══ Data provided
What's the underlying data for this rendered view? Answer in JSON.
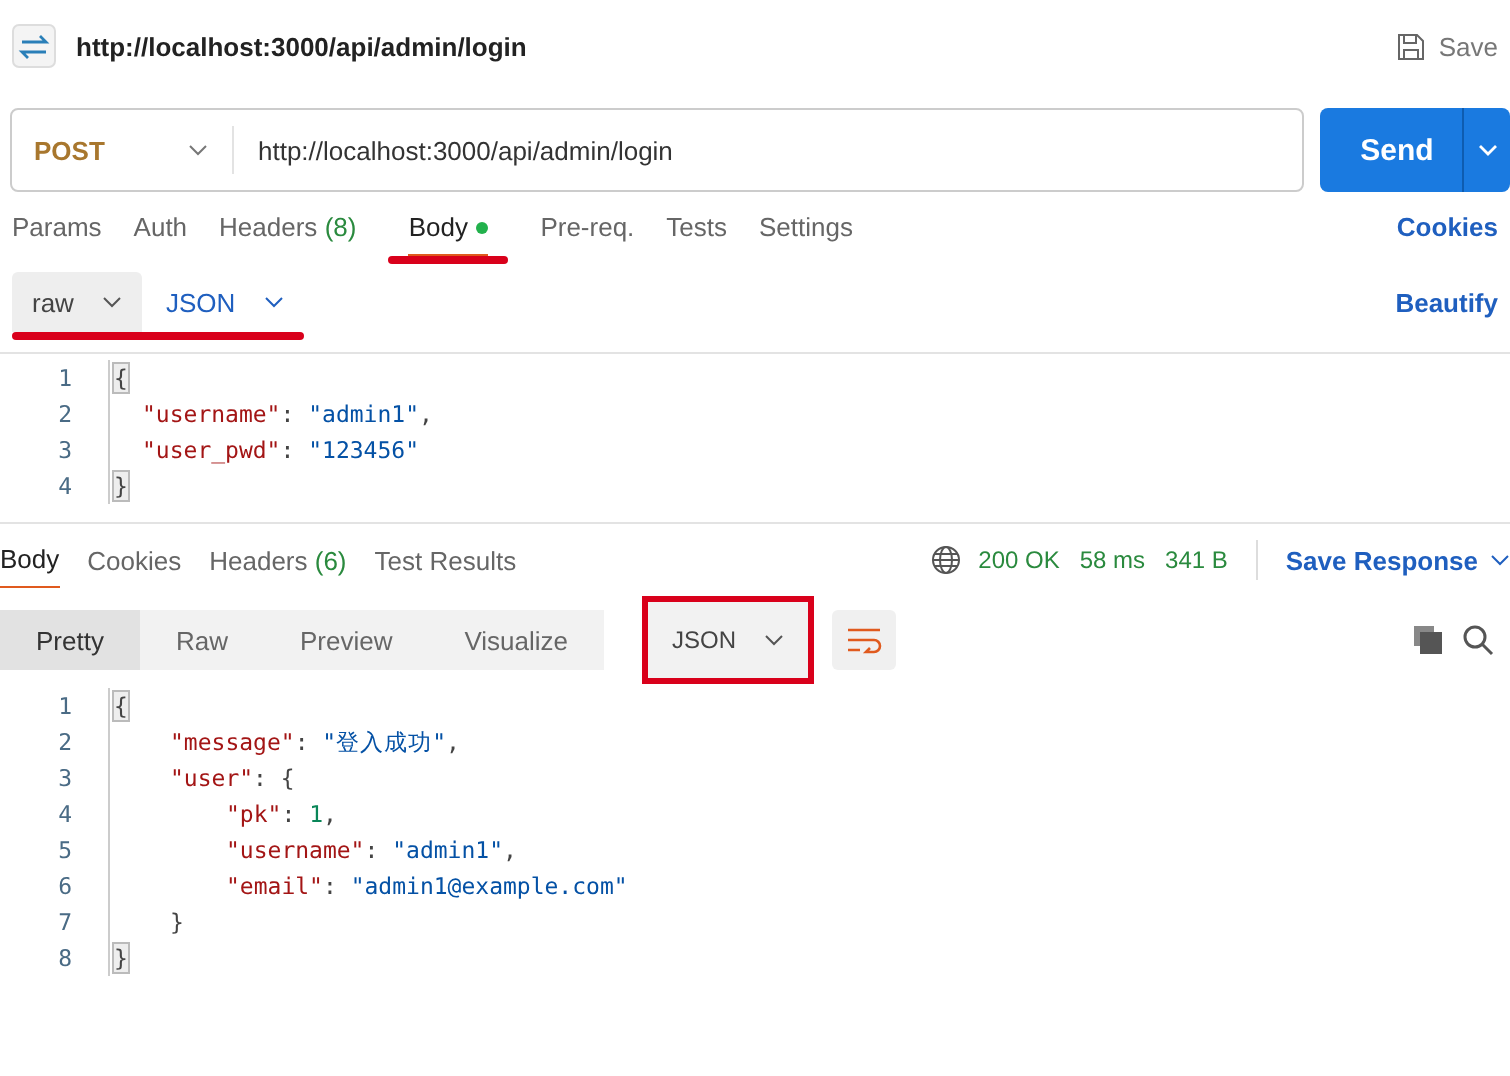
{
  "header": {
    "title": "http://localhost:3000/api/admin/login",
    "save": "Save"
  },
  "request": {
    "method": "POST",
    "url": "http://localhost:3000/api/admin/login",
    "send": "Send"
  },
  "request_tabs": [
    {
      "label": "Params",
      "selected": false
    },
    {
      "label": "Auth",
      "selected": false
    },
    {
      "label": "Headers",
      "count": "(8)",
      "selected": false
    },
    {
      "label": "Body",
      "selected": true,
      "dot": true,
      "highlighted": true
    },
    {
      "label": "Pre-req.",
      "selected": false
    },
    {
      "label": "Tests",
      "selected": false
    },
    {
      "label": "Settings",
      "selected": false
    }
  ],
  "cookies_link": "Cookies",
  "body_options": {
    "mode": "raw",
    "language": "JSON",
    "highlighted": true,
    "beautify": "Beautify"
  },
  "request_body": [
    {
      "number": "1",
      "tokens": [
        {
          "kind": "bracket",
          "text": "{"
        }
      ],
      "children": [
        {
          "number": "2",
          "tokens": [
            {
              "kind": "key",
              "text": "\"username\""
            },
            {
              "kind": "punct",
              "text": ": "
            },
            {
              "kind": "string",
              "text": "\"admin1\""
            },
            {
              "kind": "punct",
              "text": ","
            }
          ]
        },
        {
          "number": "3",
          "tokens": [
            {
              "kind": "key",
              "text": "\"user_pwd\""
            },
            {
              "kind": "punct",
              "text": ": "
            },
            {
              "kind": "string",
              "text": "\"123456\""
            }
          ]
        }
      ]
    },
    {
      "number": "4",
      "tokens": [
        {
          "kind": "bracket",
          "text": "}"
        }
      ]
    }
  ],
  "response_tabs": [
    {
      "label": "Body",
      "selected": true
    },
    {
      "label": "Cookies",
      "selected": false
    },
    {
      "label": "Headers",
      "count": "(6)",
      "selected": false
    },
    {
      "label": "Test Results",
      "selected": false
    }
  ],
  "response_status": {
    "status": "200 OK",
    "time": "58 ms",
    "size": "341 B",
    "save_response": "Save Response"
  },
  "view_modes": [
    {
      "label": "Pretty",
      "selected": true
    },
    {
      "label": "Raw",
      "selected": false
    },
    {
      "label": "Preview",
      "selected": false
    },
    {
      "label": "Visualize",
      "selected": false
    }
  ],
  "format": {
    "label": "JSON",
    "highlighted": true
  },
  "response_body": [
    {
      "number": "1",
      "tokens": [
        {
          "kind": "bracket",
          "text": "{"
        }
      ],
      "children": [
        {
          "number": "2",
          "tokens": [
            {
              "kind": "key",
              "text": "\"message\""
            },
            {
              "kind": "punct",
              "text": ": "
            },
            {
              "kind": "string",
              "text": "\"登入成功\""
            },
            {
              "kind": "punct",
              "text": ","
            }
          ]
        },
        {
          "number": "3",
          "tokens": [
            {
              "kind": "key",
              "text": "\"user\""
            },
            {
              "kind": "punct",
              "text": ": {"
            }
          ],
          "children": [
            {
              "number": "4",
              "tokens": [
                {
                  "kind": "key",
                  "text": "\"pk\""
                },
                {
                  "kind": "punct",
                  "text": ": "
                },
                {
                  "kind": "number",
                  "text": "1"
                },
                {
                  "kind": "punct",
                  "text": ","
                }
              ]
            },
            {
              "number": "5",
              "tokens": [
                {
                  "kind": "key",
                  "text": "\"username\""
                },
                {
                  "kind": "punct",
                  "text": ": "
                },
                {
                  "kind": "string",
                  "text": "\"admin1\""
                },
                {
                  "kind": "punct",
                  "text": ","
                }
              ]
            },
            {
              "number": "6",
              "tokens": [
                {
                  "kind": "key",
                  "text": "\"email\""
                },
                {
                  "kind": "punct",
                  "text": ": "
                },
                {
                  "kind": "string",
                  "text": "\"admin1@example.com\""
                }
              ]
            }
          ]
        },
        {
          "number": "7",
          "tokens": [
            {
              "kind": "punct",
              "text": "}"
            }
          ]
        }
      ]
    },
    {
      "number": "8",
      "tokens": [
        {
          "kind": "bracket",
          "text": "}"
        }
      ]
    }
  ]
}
════
══ Data provided
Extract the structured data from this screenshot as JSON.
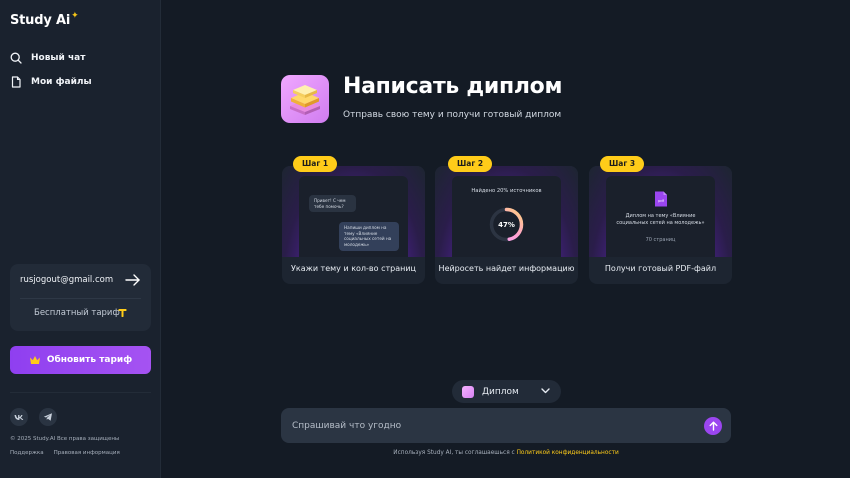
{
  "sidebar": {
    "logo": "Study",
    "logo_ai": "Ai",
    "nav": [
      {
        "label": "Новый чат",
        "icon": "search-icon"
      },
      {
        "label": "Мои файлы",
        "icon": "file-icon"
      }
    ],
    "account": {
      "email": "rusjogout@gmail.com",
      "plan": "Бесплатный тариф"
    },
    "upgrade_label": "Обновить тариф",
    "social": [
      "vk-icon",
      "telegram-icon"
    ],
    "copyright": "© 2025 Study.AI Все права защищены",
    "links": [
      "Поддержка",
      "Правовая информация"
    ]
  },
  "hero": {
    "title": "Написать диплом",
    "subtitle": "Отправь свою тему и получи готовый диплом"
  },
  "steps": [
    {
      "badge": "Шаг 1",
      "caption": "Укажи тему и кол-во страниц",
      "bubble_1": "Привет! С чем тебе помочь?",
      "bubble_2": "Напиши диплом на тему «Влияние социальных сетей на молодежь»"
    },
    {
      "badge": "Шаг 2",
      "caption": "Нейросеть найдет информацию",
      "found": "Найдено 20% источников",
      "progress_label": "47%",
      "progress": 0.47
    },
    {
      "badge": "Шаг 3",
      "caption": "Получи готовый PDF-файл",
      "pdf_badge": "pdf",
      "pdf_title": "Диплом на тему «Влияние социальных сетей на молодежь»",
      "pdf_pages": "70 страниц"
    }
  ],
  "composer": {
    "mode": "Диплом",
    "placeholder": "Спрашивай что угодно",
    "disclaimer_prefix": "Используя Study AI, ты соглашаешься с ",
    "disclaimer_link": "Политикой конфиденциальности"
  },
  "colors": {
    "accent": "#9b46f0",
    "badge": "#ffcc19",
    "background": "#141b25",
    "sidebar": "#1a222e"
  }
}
════
══ Data provided
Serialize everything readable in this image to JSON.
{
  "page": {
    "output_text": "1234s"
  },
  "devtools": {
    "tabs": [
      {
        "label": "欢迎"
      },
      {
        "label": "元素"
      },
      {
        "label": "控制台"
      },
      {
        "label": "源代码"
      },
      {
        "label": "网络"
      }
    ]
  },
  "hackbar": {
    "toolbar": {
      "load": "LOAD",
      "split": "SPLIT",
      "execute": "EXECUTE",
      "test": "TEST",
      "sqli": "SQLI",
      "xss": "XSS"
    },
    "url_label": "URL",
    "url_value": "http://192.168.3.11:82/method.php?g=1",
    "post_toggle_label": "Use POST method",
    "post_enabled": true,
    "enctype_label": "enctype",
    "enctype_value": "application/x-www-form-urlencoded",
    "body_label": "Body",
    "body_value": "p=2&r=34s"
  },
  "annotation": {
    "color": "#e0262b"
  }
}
════
_What is needed_
Which lines in the records above contain the string "localhost"? Copy each one.

_Final result_
    "title": "http://localhost:3000/api/admin/login",
    "url": "http://localhost:3000/api/admin/login",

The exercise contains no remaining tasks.